▶ [Data supplied]
□ □ □ □ □ □ □

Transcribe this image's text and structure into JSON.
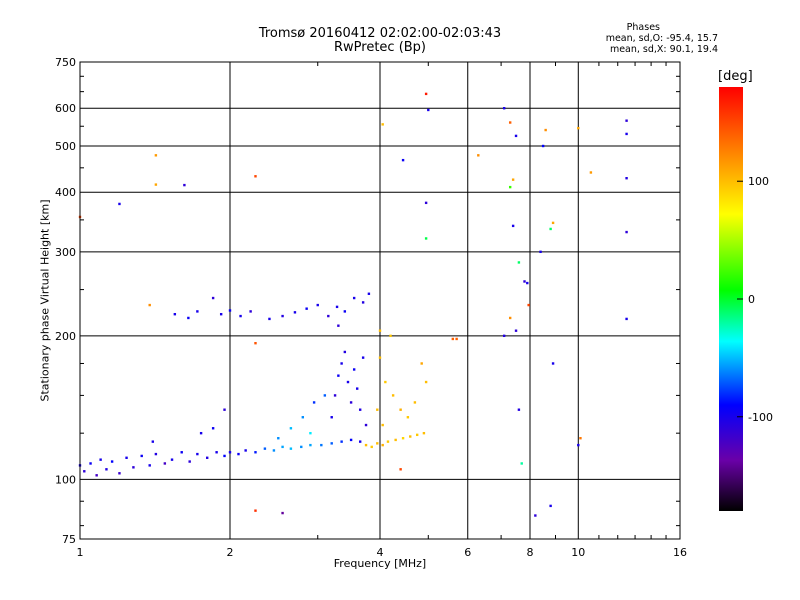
{
  "header": {
    "line1": "Tromsø 20160412 02:02:00-02:03:43",
    "line2": "RwPretec (Bp)"
  },
  "stats": {
    "heading": "Phases",
    "o_mode": "mean, sd,O: -95.4, 15.7",
    "x_mode": "mean, sd,X:  90.1, 19.4"
  },
  "chart_data": {
    "type": "scatter",
    "title": "Tromsø 20160412 02:02:00-02:03:43",
    "subtitle": "RwPretec (Bp)",
    "xlabel": "Frequency [MHz]",
    "ylabel": "Stationary phase Virtual Height [km]",
    "x_scale": "log",
    "y_scale": "log",
    "xlim": [
      1,
      16
    ],
    "ylim": [
      75,
      750
    ],
    "x_ticks": [
      1,
      2,
      4,
      6,
      8,
      10,
      16
    ],
    "x_tick_labels": [
      "1",
      "2",
      "4",
      "6",
      "8",
      "10",
      "16"
    ],
    "y_ticks": [
      75,
      100,
      200,
      300,
      400,
      500,
      600,
      750
    ],
    "y_tick_labels": [
      "75",
      "100",
      "200",
      "300",
      "400",
      "500",
      "600",
      "750"
    ],
    "grid": true,
    "colorbar": {
      "label": "[deg]",
      "range": [
        -180,
        180
      ],
      "ticks": [
        100,
        0,
        -100
      ],
      "tick_labels": [
        "100",
        "0",
        "-100"
      ],
      "colormap": [
        "#000000",
        "#6a00a8",
        "#0000ff",
        "#00ffff",
        "#00ff00",
        "#ffff00",
        "#ff8000",
        "#ff0000"
      ]
    },
    "series": [
      {
        "values": [
          {
            "x": 1.0,
            "y": 107,
            "phase": -100
          },
          {
            "x": 1.02,
            "y": 104,
            "phase": -110
          },
          {
            "x": 1.05,
            "y": 108,
            "phase": -95
          },
          {
            "x": 1.08,
            "y": 102,
            "phase": -120
          },
          {
            "x": 1.1,
            "y": 110,
            "phase": -100
          },
          {
            "x": 1.13,
            "y": 105,
            "phase": -105
          },
          {
            "x": 1.16,
            "y": 109,
            "phase": -90
          },
          {
            "x": 1.2,
            "y": 103,
            "phase": -115
          },
          {
            "x": 1.24,
            "y": 111,
            "phase": -100
          },
          {
            "x": 1.28,
            "y": 106,
            "phase": -110
          },
          {
            "x": 1.33,
            "y": 112,
            "phase": -95
          },
          {
            "x": 1.38,
            "y": 107,
            "phase": -100
          },
          {
            "x": 1.42,
            "y": 113,
            "phase": -105
          },
          {
            "x": 1.48,
            "y": 108,
            "phase": -120
          },
          {
            "x": 1.53,
            "y": 110,
            "phase": -100
          },
          {
            "x": 1.6,
            "y": 114,
            "phase": -95
          },
          {
            "x": 1.66,
            "y": 109,
            "phase": -110
          },
          {
            "x": 1.72,
            "y": 113,
            "phase": -100
          },
          {
            "x": 1.8,
            "y": 111,
            "phase": -105
          },
          {
            "x": 1.88,
            "y": 114,
            "phase": -100
          },
          {
            "x": 1.95,
            "y": 112,
            "phase": -90
          },
          {
            "x": 2.0,
            "y": 114,
            "phase": -100
          },
          {
            "x": 2.08,
            "y": 113,
            "phase": -95
          },
          {
            "x": 2.15,
            "y": 115,
            "phase": -100
          },
          {
            "x": 2.25,
            "y": 114,
            "phase": -85
          },
          {
            "x": 2.35,
            "y": 116,
            "phase": -70
          },
          {
            "x": 2.45,
            "y": 115,
            "phase": -60
          },
          {
            "x": 2.55,
            "y": 117,
            "phase": -55
          },
          {
            "x": 2.65,
            "y": 116,
            "phase": -50
          },
          {
            "x": 2.78,
            "y": 117,
            "phase": -60
          },
          {
            "x": 2.9,
            "y": 118,
            "phase": -55
          },
          {
            "x": 3.05,
            "y": 118,
            "phase": -65
          },
          {
            "x": 3.2,
            "y": 119,
            "phase": -70
          },
          {
            "x": 3.35,
            "y": 120,
            "phase": -80
          },
          {
            "x": 3.5,
            "y": 121,
            "phase": -90
          },
          {
            "x": 3.65,
            "y": 120,
            "phase": -100
          },
          {
            "x": 3.75,
            "y": 118,
            "phase": 100
          },
          {
            "x": 3.85,
            "y": 117,
            "phase": 95
          },
          {
            "x": 3.95,
            "y": 119,
            "phase": 100
          },
          {
            "x": 4.05,
            "y": 118,
            "phase": 105
          },
          {
            "x": 4.15,
            "y": 120,
            "phase": 95
          },
          {
            "x": 4.3,
            "y": 121,
            "phase": 100
          },
          {
            "x": 4.45,
            "y": 122,
            "phase": 90
          },
          {
            "x": 4.6,
            "y": 123,
            "phase": 100
          },
          {
            "x": 4.75,
            "y": 124,
            "phase": 95
          },
          {
            "x": 4.9,
            "y": 125,
            "phase": 100
          },
          {
            "x": 3.2,
            "y": 135,
            "phase": -100
          },
          {
            "x": 3.25,
            "y": 150,
            "phase": -110
          },
          {
            "x": 3.3,
            "y": 165,
            "phase": -95
          },
          {
            "x": 3.35,
            "y": 175,
            "phase": -100
          },
          {
            "x": 3.4,
            "y": 185,
            "phase": -105
          },
          {
            "x": 3.45,
            "y": 160,
            "phase": -100
          },
          {
            "x": 3.5,
            "y": 145,
            "phase": -110
          },
          {
            "x": 3.55,
            "y": 170,
            "phase": -95
          },
          {
            "x": 3.6,
            "y": 155,
            "phase": -100
          },
          {
            "x": 3.65,
            "y": 140,
            "phase": -105
          },
          {
            "x": 3.7,
            "y": 180,
            "phase": -100
          },
          {
            "x": 3.75,
            "y": 130,
            "phase": -110
          },
          {
            "x": 3.3,
            "y": 210,
            "phase": -110
          },
          {
            "x": 3.28,
            "y": 230,
            "phase": -100
          },
          {
            "x": 3.4,
            "y": 225,
            "phase": -95
          },
          {
            "x": 3.55,
            "y": 240,
            "phase": -100
          },
          {
            "x": 3.7,
            "y": 235,
            "phase": -105
          },
          {
            "x": 3.8,
            "y": 245,
            "phase": -100
          },
          {
            "x": 3.15,
            "y": 220,
            "phase": -110
          },
          {
            "x": 3.0,
            "y": 232,
            "phase": -100
          },
          {
            "x": 2.85,
            "y": 228,
            "phase": -95
          },
          {
            "x": 2.7,
            "y": 224,
            "phase": -100
          },
          {
            "x": 2.55,
            "y": 220,
            "phase": -105
          },
          {
            "x": 2.4,
            "y": 217,
            "phase": -100
          },
          {
            "x": 2.2,
            "y": 225,
            "phase": -110
          },
          {
            "x": 2.1,
            "y": 220,
            "phase": -100
          },
          {
            "x": 2.0,
            "y": 226,
            "phase": -95
          },
          {
            "x": 1.92,
            "y": 222,
            "phase": -100
          },
          {
            "x": 1.85,
            "y": 240,
            "phase": -110
          },
          {
            "x": 1.72,
            "y": 225,
            "phase": -100
          },
          {
            "x": 1.65,
            "y": 218,
            "phase": -95
          },
          {
            "x": 1.55,
            "y": 222,
            "phase": -100
          },
          {
            "x": 2.95,
            "y": 145,
            "phase": -80
          },
          {
            "x": 2.8,
            "y": 135,
            "phase": -60
          },
          {
            "x": 2.65,
            "y": 128,
            "phase": -50
          },
          {
            "x": 2.5,
            "y": 122,
            "phase": -60
          },
          {
            "x": 3.1,
            "y": 150,
            "phase": -70
          },
          {
            "x": 2.9,
            "y": 125,
            "phase": -40
          },
          {
            "x": 1.75,
            "y": 125,
            "phase": -100
          },
          {
            "x": 1.85,
            "y": 128,
            "phase": -95
          },
          {
            "x": 1.4,
            "y": 120,
            "phase": -100
          },
          {
            "x": 1.95,
            "y": 140,
            "phase": -110
          },
          {
            "x": 4.0,
            "y": 180,
            "phase": 100
          },
          {
            "x": 4.1,
            "y": 160,
            "phase": 95
          },
          {
            "x": 4.25,
            "y": 150,
            "phase": 100
          },
          {
            "x": 4.4,
            "y": 140,
            "phase": 105
          },
          {
            "x": 4.55,
            "y": 135,
            "phase": 95
          },
          {
            "x": 4.7,
            "y": 145,
            "phase": 100
          },
          {
            "x": 4.85,
            "y": 175,
            "phase": 110
          },
          {
            "x": 4.95,
            "y": 160,
            "phase": 100
          },
          {
            "x": 3.95,
            "y": 140,
            "phase": 100
          },
          {
            "x": 4.05,
            "y": 130,
            "phase": 100
          },
          {
            "x": 5.6,
            "y": 197,
            "phase": 140
          },
          {
            "x": 5.7,
            "y": 197,
            "phase": 140
          },
          {
            "x": 4.0,
            "y": 205,
            "phase": 100
          },
          {
            "x": 4.2,
            "y": 200,
            "phase": 95
          },
          {
            "x": 1.0,
            "y": 355,
            "phase": 150
          },
          {
            "x": 1.42,
            "y": 478,
            "phase": 115
          },
          {
            "x": 1.42,
            "y": 415,
            "phase": 110
          },
          {
            "x": 1.38,
            "y": 232,
            "phase": 120
          },
          {
            "x": 1.2,
            "y": 378,
            "phase": -100
          },
          {
            "x": 1.62,
            "y": 414,
            "phase": -110
          },
          {
            "x": 2.25,
            "y": 432,
            "phase": 150
          },
          {
            "x": 2.25,
            "y": 193,
            "phase": 145
          },
          {
            "x": 2.25,
            "y": 86,
            "phase": 160
          },
          {
            "x": 2.55,
            "y": 85,
            "phase": -140
          },
          {
            "x": 4.05,
            "y": 555,
            "phase": 100
          },
          {
            "x": 4.45,
            "y": 467,
            "phase": -95
          },
          {
            "x": 4.95,
            "y": 643,
            "phase": 170
          },
          {
            "x": 5.0,
            "y": 595,
            "phase": -100
          },
          {
            "x": 4.95,
            "y": 380,
            "phase": -110
          },
          {
            "x": 4.95,
            "y": 320,
            "phase": -5
          },
          {
            "x": 6.3,
            "y": 478,
            "phase": 120
          },
          {
            "x": 7.1,
            "y": 600,
            "phase": -100
          },
          {
            "x": 7.3,
            "y": 560,
            "phase": 140
          },
          {
            "x": 7.5,
            "y": 525,
            "phase": -100
          },
          {
            "x": 7.3,
            "y": 410,
            "phase": 20
          },
          {
            "x": 7.4,
            "y": 425,
            "phase": 110
          },
          {
            "x": 7.4,
            "y": 340,
            "phase": -100
          },
          {
            "x": 7.6,
            "y": 285,
            "phase": -10
          },
          {
            "x": 7.9,
            "y": 258,
            "phase": -100
          },
          {
            "x": 7.8,
            "y": 260,
            "phase": -110
          },
          {
            "x": 7.1,
            "y": 200,
            "phase": -105
          },
          {
            "x": 7.5,
            "y": 205,
            "phase": -110
          },
          {
            "x": 7.3,
            "y": 218,
            "phase": 120
          },
          {
            "x": 7.95,
            "y": 232,
            "phase": 150
          },
          {
            "x": 8.4,
            "y": 300,
            "phase": -100
          },
          {
            "x": 8.5,
            "y": 500,
            "phase": -90
          },
          {
            "x": 8.6,
            "y": 540,
            "phase": 120
          },
          {
            "x": 8.9,
            "y": 345,
            "phase": 110
          },
          {
            "x": 8.8,
            "y": 335,
            "phase": -10
          },
          {
            "x": 8.9,
            "y": 175,
            "phase": -100
          },
          {
            "x": 8.8,
            "y": 88,
            "phase": -100
          },
          {
            "x": 8.2,
            "y": 84,
            "phase": -110
          },
          {
            "x": 7.7,
            "y": 108,
            "phase": -20
          },
          {
            "x": 7.6,
            "y": 140,
            "phase": -105
          },
          {
            "x": 10.0,
            "y": 545,
            "phase": 110
          },
          {
            "x": 10.1,
            "y": 122,
            "phase": 130
          },
          {
            "x": 10.0,
            "y": 118,
            "phase": -100
          },
          {
            "x": 10.6,
            "y": 440,
            "phase": 115
          },
          {
            "x": 12.5,
            "y": 565,
            "phase": -110
          },
          {
            "x": 12.5,
            "y": 530,
            "phase": -100
          },
          {
            "x": 12.5,
            "y": 428,
            "phase": -105
          },
          {
            "x": 12.5,
            "y": 330,
            "phase": -110
          },
          {
            "x": 12.5,
            "y": 217,
            "phase": -100
          },
          {
            "x": 4.4,
            "y": 105,
            "phase": 150
          }
        ]
      }
    ]
  }
}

□ □ □ □ □ □ □

Where a line in the entries holds the word "Tromsø", copy that line.

    "line1": "Tromsø 20160412 02:02:00-02:03:43",
    "title": "Tromsø 20160412 02:02:00-02:03:43",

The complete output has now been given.